** BEGIN Material for the task **

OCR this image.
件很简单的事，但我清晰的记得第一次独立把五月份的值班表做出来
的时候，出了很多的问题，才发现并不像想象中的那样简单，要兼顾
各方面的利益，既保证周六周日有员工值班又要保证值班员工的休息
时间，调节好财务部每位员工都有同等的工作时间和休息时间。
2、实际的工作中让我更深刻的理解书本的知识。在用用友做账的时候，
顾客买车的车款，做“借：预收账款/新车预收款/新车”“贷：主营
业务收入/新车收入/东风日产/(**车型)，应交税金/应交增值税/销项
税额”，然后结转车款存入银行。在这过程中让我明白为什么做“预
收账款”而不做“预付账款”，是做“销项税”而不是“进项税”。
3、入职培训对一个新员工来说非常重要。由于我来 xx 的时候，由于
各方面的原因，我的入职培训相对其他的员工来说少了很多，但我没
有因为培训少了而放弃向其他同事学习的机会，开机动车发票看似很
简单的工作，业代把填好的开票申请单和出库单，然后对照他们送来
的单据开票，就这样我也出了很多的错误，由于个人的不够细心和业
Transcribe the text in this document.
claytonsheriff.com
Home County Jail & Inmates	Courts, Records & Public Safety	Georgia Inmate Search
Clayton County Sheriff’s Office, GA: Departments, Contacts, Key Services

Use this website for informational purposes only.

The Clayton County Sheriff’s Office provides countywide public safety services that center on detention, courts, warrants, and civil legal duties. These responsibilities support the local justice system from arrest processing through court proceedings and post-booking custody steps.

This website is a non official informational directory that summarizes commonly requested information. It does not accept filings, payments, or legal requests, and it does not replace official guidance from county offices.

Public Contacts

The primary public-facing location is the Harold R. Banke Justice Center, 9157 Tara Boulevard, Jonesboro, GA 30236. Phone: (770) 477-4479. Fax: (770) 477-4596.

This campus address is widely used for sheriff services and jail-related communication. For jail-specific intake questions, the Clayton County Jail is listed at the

** END Material for the task **

→ **Exercise task**
Return the entries above exactly as they appear.

→ **Reply**
OCR this image.
件很简单的事，但我清晰的记得第一次独立把五月份的值班表做出来
的时候，出了很多的问题，才发现并不像想象中的那样简单，要兼顾
各方面的利益，既保证周六周日有员工值班又要保证值班员工的休息
时间，调节好财务部每位员工都有同等的工作时间和休息时间。
2、实际的工作中让我更深刻的理解书本的知识。在用用友做账的时候，
顾客买车的车款，做“借：预收账款/新车预收款/新车”“贷：主营
业务收入/新车收入/东风日产/(**车型)，应交税金/应交增值税/销项
税额”，然后结转车款存入银行。在这过程中让我明白为什么做“预
收账款”而不做“预付账款”，是做“销项税”而不是“进项税”。
3、入职培训对一个新员工来说非常重要。由于我来 xx 的时候，由于
各方面的原因，我的入职培训相对其他的员工来说少了很多，但我没
有因为培训少了而放弃向其他同事学习的机会，开机动车发票看似很
简单的工作，业代把填好的开票申请单和出库单，然后对照他们送来
的单据开票，就这样我也出了很多的错误，由于个人的不够细心和业
Transcribe the text in this document.
claytonsheriff.com
Home County Jail & Inmates	Courts, Records & Public Safety	Georgia Inmate Search
Clayton County Sheriff’s Office, GA: Departments, Contacts, Key Services

Use this website for informational purposes only.

The Clayton County Sheriff’s Office provides countywide public safety services that center on detention, courts, warrants, and civil legal duties. These responsibilities support the local justice system from arrest processing through court proceedings and post-booking custody steps.

This website is a non official informational directory that summarizes commonly requested information. It does not accept filings, payments, or legal requests, and it does not replace official guidance from county offices.

Public Contacts

The primary public-facing location is the Harold R. Banke Justice Center, 9157 Tara Boulevard, Jonesboro, GA 30236. Phone: (770) 477-4479. Fax: (770) 477-4596.

This campus address is widely used for sheriff services and jail-related communication. For jail-specific intake questions, the Clayton County Jail is listed at the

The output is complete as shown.